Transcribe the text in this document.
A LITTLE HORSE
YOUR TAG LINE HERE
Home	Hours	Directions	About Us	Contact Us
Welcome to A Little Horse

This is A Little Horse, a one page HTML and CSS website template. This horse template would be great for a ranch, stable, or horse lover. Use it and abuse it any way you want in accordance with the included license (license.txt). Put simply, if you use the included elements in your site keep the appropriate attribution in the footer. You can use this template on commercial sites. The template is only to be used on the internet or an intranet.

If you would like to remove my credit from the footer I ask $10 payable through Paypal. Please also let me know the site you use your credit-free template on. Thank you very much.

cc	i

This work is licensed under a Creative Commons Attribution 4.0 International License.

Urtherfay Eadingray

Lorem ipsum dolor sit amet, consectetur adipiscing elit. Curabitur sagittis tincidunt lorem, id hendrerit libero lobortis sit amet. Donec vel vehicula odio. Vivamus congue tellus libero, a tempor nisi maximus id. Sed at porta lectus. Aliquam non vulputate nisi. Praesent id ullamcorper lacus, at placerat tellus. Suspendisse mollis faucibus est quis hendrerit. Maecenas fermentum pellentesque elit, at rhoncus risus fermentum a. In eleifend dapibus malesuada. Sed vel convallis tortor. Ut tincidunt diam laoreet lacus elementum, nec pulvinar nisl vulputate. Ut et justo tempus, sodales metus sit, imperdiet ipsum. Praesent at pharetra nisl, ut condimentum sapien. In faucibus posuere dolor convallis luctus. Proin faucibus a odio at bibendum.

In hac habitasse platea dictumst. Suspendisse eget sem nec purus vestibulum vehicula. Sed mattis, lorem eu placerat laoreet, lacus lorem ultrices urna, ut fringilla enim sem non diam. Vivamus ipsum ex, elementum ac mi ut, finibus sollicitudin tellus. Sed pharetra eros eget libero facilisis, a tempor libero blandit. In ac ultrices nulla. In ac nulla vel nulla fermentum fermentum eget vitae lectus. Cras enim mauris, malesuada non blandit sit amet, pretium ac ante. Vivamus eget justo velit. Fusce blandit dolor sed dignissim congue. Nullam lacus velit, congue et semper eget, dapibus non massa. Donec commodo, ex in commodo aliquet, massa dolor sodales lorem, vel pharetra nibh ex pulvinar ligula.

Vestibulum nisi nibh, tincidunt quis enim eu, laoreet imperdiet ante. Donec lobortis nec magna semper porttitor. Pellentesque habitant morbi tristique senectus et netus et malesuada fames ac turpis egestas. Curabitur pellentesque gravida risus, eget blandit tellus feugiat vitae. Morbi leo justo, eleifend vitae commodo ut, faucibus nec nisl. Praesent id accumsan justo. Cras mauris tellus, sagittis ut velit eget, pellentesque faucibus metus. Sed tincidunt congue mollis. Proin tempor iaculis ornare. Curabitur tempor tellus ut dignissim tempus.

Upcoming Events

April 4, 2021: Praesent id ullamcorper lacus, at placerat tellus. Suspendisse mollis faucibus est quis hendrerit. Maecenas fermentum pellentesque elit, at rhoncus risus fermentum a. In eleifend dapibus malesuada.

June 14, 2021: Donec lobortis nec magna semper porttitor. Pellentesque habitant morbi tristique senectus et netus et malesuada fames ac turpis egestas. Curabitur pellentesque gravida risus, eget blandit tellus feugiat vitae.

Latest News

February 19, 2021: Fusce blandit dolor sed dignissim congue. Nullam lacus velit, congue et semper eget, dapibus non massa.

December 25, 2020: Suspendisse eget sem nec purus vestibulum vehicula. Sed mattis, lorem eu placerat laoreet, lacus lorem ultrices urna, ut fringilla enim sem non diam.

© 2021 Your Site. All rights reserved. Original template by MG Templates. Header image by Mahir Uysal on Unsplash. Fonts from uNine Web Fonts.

·····

- **Exercise directions**: From the records, copy every line that has the string "template" in it.

- **Written answer**:
This is A Little Horse, a one page HTML and CSS website template. This horse template would be great for a ranch, stable, or horse lover. Use it and abuse it any way you want in accordance with the included license (license.txt). Put simply, if you use the included elements in your site keep the appropriate attribution in the footer. You can use this template on commercial sites. The template is only to be used on the internet or an intranet.
If you would like to remove my credit from the footer I ask $10 payable through Paypal. Please also let me know the site you use your credit-free template on. Thank you very much.
© 2021 Your Site. All rights reserved. Original template by MG Templates. Header image by Mahir Uysal on Unsplash. Fonts from uNine Web Fonts.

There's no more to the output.